== EXERCISE ==
Check every line below for the word "Ciśnienie" and show those that hold it.

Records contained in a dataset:
......
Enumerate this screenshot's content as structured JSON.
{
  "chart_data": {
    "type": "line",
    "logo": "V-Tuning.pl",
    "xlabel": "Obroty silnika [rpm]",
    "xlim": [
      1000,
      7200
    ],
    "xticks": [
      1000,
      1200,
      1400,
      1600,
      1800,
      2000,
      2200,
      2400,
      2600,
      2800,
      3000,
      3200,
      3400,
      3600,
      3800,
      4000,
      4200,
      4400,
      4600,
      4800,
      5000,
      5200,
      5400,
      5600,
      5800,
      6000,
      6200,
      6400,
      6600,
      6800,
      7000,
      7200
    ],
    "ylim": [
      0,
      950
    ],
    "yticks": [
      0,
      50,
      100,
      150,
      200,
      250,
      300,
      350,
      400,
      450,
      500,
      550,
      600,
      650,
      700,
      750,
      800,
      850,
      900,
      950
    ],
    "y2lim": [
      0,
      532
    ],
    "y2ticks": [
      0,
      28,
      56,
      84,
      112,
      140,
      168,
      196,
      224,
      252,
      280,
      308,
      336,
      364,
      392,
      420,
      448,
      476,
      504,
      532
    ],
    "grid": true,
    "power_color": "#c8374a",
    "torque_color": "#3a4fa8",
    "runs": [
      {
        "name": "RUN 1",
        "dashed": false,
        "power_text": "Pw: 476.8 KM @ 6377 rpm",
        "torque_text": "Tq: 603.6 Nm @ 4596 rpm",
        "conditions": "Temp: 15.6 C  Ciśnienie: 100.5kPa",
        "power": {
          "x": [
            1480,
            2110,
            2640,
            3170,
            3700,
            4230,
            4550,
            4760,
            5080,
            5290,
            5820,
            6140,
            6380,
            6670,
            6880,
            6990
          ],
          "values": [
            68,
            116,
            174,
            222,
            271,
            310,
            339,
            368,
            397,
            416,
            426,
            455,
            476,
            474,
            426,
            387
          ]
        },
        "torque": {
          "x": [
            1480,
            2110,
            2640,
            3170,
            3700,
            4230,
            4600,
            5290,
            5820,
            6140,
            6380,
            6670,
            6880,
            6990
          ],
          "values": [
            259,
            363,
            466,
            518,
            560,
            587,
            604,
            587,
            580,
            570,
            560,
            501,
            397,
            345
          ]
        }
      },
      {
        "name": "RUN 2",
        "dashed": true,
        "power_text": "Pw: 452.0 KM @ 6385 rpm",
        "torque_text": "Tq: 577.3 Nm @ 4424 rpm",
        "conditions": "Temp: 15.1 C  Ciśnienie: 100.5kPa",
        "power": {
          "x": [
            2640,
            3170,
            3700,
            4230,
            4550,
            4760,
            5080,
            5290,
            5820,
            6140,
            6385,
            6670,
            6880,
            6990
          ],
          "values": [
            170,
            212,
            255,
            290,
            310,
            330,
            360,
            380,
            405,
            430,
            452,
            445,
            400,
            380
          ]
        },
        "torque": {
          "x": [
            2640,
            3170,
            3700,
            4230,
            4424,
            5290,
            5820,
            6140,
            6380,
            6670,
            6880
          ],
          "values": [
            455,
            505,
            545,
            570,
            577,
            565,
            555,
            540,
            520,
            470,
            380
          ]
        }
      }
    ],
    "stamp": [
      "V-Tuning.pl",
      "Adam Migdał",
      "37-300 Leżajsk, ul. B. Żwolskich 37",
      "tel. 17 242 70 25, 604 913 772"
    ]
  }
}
......
== OUTPUT BELOW ==
        "conditions": "Temp: 15.6 C  Ciśnienie: 100.5kPa",
        "conditions": "Temp: 15.1 C  Ciśnienie: 100.5kPa",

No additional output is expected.